● **Set exercise**:
Print the records below word for word, but leave out the pictures.

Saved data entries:
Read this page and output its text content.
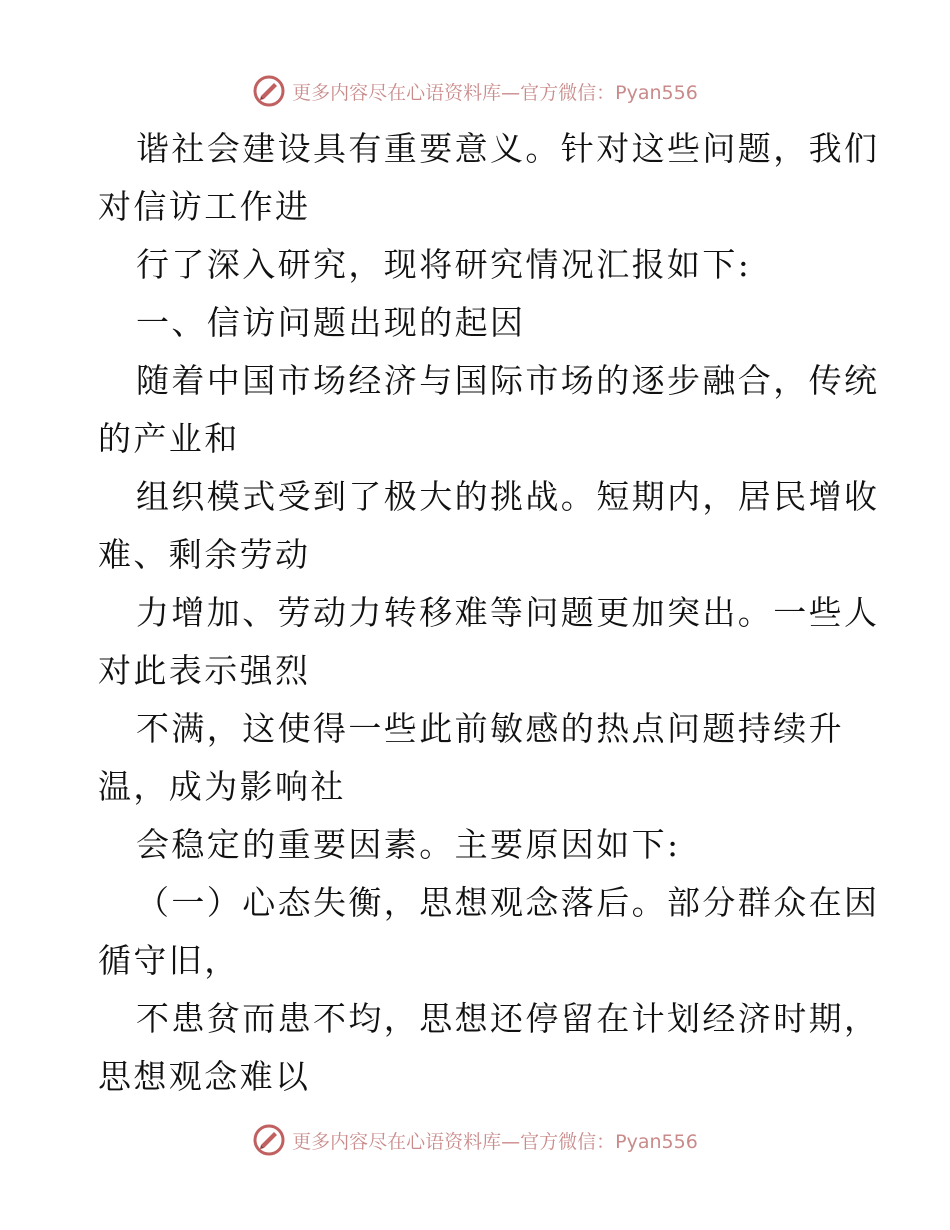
更多内容尽在心语资料库—官方微信：Pyan556
谐社会建设具有重要意义。针对这些问题，我们
对信访工作进
行了深入研究，现将研究情况汇报如下:
一、信访问题出现的起因
随着中国市场经济与国际市场的逐步融合，传统
的产业和
组织模式受到了极大的挑战。短期内，居民增收
难、剩余劳动
力增加、劳动力转移难等问题更加突出。一些人
对此表示强烈
不满，这使得一些此前敏感的热点问题持续升
温，成为影响社
会稳定的重要因素。主要原因如下:
（一）心态失衡，思想观念落后。部分群众在因
循守旧，
不患贫而患不均，思想还停留在计划经济时期，
思想观念难以
更多内容尽在心语资料库—官方微信：Pyan556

● **Solved problem**:
Read this page and output its text content.
更多内容尽在心语资料库—官方微信：Pyan556
谐社会建设具有重要意义。针对这些问题，我们
对信访工作进
行了深入研究，现将研究情况汇报如下:
一、信访问题出现的起因
随着中国市场经济与国际市场的逐步融合，传统
的产业和
组织模式受到了极大的挑战。短期内，居民增收
难、剩余劳动
力增加、劳动力转移难等问题更加突出。一些人
对此表示强烈
不满，这使得一些此前敏感的热点问题持续升
温，成为影响社
会稳定的重要因素。主要原因如下:
（一）心态失衡，思想观念落后。部分群众在因
循守旧，
不患贫而患不均，思想还停留在计划经济时期，
思想观念难以
更多内容尽在心语资料库—官方微信：Pyan556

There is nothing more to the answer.